GIVEN INSTRUCTION
Copy the records from the line containing "Patent image size: (932, 969)." down through the line containing "The truss 404 is at (641, 803).", with "laptop" renamed to "notebook" and nothing else changed.

▶

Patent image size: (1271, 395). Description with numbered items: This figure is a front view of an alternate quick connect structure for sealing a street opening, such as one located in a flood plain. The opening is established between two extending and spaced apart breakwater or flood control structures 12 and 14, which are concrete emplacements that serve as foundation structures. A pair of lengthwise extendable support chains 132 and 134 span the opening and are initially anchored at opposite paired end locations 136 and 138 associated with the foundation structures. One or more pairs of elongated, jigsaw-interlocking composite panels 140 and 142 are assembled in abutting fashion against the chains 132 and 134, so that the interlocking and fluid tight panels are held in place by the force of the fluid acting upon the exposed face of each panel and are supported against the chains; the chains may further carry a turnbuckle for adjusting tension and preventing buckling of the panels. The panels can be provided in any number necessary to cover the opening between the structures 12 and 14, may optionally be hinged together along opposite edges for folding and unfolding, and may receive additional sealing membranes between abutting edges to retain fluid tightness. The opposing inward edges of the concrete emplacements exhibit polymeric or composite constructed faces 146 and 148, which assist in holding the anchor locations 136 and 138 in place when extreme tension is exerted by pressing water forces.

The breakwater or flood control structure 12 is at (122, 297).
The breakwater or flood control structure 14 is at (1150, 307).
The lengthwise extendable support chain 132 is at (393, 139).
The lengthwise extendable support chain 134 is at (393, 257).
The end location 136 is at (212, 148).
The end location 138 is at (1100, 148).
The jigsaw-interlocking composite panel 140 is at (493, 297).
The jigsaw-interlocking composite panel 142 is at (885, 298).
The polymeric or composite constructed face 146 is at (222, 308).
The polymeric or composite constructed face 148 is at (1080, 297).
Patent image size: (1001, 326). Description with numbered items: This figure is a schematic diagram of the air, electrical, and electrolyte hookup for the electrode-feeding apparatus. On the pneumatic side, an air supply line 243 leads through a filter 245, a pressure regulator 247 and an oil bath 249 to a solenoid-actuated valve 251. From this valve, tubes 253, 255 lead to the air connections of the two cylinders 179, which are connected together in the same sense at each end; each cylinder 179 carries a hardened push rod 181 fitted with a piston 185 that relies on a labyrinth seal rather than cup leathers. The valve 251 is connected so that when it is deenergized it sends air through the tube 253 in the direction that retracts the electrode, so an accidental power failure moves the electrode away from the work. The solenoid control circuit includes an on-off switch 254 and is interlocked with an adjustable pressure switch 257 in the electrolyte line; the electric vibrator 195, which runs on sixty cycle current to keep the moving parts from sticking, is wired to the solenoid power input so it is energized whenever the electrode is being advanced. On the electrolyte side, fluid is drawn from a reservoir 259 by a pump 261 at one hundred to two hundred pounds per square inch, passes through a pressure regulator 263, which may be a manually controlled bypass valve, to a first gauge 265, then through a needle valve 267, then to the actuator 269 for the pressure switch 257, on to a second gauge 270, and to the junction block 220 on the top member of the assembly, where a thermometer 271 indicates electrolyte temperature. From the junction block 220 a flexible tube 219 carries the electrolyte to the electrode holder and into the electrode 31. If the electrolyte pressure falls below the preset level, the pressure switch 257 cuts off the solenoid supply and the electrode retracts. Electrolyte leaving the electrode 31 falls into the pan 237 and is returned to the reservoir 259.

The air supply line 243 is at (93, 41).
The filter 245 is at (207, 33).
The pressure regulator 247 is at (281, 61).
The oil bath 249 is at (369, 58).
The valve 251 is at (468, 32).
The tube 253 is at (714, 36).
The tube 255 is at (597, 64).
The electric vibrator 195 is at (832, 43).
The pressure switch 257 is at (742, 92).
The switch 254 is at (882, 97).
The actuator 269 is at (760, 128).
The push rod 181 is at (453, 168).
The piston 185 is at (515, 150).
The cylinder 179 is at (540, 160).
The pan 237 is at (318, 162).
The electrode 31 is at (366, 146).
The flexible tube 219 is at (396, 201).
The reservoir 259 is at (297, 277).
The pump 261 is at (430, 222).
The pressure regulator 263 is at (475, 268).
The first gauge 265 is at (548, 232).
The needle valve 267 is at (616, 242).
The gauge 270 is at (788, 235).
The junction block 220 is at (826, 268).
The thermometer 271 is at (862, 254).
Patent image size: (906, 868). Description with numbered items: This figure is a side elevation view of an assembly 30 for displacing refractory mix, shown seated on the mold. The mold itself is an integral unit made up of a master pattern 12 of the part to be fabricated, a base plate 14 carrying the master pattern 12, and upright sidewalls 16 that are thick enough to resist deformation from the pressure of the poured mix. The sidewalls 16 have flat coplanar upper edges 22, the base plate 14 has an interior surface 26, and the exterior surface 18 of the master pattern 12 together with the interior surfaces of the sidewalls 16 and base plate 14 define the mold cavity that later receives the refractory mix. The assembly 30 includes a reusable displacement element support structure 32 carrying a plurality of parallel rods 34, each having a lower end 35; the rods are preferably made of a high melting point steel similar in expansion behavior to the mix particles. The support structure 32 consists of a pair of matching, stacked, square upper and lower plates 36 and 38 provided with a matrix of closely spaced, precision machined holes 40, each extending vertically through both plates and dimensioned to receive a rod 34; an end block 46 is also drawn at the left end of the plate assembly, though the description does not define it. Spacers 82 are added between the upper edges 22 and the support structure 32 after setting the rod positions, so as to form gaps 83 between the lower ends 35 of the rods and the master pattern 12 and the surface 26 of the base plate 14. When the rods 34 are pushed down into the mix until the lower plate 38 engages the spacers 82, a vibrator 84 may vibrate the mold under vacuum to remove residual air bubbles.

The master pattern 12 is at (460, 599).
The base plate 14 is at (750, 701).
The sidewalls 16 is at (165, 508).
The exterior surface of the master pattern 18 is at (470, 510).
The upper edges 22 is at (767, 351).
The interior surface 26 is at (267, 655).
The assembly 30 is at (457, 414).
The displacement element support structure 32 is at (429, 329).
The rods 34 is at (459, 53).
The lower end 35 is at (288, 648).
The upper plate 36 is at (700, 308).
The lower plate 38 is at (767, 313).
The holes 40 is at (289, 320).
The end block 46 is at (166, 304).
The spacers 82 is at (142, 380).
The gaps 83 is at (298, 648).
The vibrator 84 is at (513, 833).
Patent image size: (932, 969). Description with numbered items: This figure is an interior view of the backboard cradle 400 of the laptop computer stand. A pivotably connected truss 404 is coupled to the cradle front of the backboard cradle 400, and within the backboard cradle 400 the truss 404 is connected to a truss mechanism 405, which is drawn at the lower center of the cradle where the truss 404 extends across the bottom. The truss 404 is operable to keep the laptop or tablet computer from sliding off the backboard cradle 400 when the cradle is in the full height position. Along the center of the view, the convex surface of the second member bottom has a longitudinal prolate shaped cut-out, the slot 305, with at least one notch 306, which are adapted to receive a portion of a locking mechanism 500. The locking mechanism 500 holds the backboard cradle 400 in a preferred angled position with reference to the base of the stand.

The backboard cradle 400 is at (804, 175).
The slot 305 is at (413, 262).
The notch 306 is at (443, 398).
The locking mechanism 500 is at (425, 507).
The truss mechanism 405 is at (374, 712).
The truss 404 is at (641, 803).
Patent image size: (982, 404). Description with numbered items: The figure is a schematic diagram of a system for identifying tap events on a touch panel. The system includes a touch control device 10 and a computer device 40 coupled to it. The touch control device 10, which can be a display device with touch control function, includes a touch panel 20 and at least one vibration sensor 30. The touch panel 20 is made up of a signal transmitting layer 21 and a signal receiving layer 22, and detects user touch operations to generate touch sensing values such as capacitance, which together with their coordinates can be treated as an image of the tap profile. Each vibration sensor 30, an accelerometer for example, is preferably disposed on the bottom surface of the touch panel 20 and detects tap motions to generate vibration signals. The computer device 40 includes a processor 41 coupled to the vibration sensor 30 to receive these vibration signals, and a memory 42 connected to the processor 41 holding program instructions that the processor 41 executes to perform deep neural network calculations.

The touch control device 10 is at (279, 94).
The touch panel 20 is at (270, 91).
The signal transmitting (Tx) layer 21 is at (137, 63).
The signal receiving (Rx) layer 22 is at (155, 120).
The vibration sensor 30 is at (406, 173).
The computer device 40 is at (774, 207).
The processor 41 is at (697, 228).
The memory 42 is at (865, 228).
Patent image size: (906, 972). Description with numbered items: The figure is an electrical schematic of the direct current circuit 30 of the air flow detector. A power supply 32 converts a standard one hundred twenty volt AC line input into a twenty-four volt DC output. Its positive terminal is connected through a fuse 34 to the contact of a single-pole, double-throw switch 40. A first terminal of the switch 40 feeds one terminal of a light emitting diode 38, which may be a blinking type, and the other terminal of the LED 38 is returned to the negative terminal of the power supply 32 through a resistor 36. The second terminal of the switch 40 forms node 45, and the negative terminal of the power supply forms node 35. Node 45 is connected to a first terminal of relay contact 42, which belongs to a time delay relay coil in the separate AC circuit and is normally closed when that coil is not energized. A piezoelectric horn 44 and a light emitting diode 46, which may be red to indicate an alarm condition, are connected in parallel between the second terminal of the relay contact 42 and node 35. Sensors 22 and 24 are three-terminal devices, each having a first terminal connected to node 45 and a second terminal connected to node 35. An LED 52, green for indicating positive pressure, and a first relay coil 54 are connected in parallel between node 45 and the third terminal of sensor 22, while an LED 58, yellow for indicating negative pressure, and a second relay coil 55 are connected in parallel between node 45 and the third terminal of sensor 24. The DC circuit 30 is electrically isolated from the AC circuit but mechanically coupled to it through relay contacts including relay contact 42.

◀

ANSWER FOR THIS EXERCISE
Patent image size: (932, 969). Description with numbered items: This figure is an interior view of the backboard cradle 400 of the notebook computer stand. A pivotably connected truss 404 is coupled to the cradle front of the backboard cradle 400, and within the backboard cradle 400 the truss 404 is connected to a truss mechanism 405, which is drawn at the lower center of the cradle where the truss 404 extends across the bottom. The truss 404 is operable to keep the notebook or tablet computer from sliding off the backboard cradle 400 when the cradle is in the full height position. Along the center of the view, the convex surface of the second member bottom has a longitudinal prolate shaped cut-out, the slot 305, with at least one notch 306, which are adapted to receive a portion of a locking mechanism 500. The locking mechanism 500 holds the backboard cradle 400 in a preferred angled position with reference to the base of the stand.

The backboard cradle 400 is at (804, 175).
The slot 305 is at (413, 262).
The notch 306 is at (443, 398).
The locking mechanism 500 is at (425, 507).
The truss mechanism 405 is at (374, 712).
The truss 404 is at (641, 803).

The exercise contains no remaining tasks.